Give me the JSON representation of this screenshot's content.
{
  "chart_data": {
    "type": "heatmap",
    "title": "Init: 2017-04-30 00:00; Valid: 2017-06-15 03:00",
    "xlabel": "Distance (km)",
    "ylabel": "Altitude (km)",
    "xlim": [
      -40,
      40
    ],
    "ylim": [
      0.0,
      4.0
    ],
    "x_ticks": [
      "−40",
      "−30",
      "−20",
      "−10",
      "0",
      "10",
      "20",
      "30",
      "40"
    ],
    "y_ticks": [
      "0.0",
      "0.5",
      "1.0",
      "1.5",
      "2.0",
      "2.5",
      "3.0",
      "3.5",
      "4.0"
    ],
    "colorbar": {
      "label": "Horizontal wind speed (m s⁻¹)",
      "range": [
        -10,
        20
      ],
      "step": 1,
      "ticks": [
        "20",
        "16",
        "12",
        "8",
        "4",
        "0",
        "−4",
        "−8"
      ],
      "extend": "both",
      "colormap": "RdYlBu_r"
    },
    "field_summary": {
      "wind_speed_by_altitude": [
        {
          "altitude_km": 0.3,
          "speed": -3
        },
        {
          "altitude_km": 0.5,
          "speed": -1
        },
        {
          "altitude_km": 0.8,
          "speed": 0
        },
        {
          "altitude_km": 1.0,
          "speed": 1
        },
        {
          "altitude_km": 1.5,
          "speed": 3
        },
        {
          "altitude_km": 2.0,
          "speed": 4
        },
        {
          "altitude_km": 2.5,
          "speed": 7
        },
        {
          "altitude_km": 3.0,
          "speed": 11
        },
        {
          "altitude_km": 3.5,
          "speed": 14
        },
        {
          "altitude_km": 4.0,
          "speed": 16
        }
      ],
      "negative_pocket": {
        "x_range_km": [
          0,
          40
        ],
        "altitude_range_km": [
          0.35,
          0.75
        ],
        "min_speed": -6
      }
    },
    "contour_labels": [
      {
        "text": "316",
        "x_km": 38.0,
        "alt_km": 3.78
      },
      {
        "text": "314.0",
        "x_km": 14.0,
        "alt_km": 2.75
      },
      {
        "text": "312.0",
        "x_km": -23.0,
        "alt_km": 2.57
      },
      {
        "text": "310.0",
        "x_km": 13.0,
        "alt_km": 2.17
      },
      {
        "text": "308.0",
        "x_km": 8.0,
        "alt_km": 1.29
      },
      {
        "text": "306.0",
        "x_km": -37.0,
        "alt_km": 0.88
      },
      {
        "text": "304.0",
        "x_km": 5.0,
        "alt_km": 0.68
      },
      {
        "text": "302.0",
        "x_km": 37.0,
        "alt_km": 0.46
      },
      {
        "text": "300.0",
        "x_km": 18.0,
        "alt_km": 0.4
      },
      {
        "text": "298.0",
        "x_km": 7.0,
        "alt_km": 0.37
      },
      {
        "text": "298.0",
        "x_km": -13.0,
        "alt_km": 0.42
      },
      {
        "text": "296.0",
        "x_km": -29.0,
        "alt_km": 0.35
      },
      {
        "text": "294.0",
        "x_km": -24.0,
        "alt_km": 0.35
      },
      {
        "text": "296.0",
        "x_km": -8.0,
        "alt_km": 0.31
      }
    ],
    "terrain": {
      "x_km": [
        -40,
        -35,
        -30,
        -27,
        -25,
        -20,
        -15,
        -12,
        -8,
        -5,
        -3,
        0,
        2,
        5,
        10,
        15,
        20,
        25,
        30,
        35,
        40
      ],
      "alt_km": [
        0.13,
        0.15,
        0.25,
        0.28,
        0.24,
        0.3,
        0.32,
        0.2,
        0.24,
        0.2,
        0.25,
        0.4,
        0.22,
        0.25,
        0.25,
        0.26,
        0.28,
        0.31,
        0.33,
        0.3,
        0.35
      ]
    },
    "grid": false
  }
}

▶ [Goal]:
Nothing in the data may differ; print all of it exactly as written.

▶ [Completed exercise]:
Give me the JSON representation of this screenshot's content.
{
  "chart_data": {
    "type": "heatmap",
    "title": "Init: 2017-04-30 00:00; Valid: 2017-06-15 03:00",
    "xlabel": "Distance (km)",
    "ylabel": "Altitude (km)",
    "xlim": [
      -40,
      40
    ],
    "ylim": [
      0.0,
      4.0
    ],
    "x_ticks": [
      "−40",
      "−30",
      "−20",
      "−10",
      "0",
      "10",
      "20",
      "30",
      "40"
    ],
    "y_ticks": [
      "0.0",
      "0.5",
      "1.0",
      "1.5",
      "2.0",
      "2.5",
      "3.0",
      "3.5",
      "4.0"
    ],
    "colorbar": {
      "label": "Horizontal wind speed (m s⁻¹)",
      "range": [
        -10,
        20
      ],
      "step": 1,
      "ticks": [
        "20",
        "16",
        "12",
        "8",
        "4",
        "0",
        "−4",
        "−8"
      ],
      "extend": "both",
      "colormap": "RdYlBu_r"
    },
    "field_summary": {
      "wind_speed_by_altitude": [
        {
          "altitude_km": 0.3,
          "speed": -3
        },
        {
          "altitude_km": 0.5,
          "speed": -1
        },
        {
          "altitude_km": 0.8,
          "speed": 0
        },
        {
          "altitude_km": 1.0,
          "speed": 1
        },
        {
          "altitude_km": 1.5,
          "speed": 3
        },
        {
          "altitude_km": 2.0,
          "speed": 4
        },
        {
          "altitude_km": 2.5,
          "speed": 7
        },
        {
          "altitude_km": 3.0,
          "speed": 11
        },
        {
          "altitude_km": 3.5,
          "speed": 14
        },
        {
          "altitude_km": 4.0,
          "speed": 16
        }
      ],
      "negative_pocket": {
        "x_range_km": [
          0,
          40
        ],
        "altitude_range_km": [
          0.35,
          0.75
        ],
        "min_speed": -6
      }
    },
    "contour_labels": [
      {
        "text": "316",
        "x_km": 38.0,
        "alt_km": 3.78
      },
      {
        "text": "314.0",
        "x_km": 14.0,
        "alt_km": 2.75
      },
      {
        "text": "312.0",
        "x_km": -23.0,
        "alt_km": 2.57
      },
      {
        "text": "310.0",
        "x_km": 13.0,
        "alt_km": 2.17
      },
      {
        "text": "308.0",
        "x_km": 8.0,
        "alt_km": 1.29
      },
      {
        "text": "306.0",
        "x_km": -37.0,
        "alt_km": 0.88
      },
      {
        "text": "304.0",
        "x_km": 5.0,
        "alt_km": 0.68
      },
      {
        "text": "302.0",
        "x_km": 37.0,
        "alt_km": 0.46
      },
      {
        "text": "300.0",
        "x_km": 18.0,
        "alt_km": 0.4
      },
      {
        "text": "298.0",
        "x_km": 7.0,
        "alt_km": 0.37
      },
      {
        "text": "298.0",
        "x_km": -13.0,
        "alt_km": 0.42
      },
      {
        "text": "296.0",
        "x_km": -29.0,
        "alt_km": 0.35
      },
      {
        "text": "294.0",
        "x_km": -24.0,
        "alt_km": 0.35
      },
      {
        "text": "296.0",
        "x_km": -8.0,
        "alt_km": 0.31
      }
    ],
    "terrain": {
      "x_km": [
        -40,
        -35,
        -30,
        -27,
        -25,
        -20,
        -15,
        -12,
        -8,
        -5,
        -3,
        0,
        2,
        5,
        10,
        15,
        20,
        25,
        30,
        35,
        40
      ],
      "alt_km": [
        0.13,
        0.15,
        0.25,
        0.28,
        0.24,
        0.3,
        0.32,
        0.2,
        0.24,
        0.2,
        0.25,
        0.4,
        0.22,
        0.25,
        0.25,
        0.26,
        0.28,
        0.31,
        0.33,
        0.3,
        0.35
      ]
    },
    "grid": false
  }
}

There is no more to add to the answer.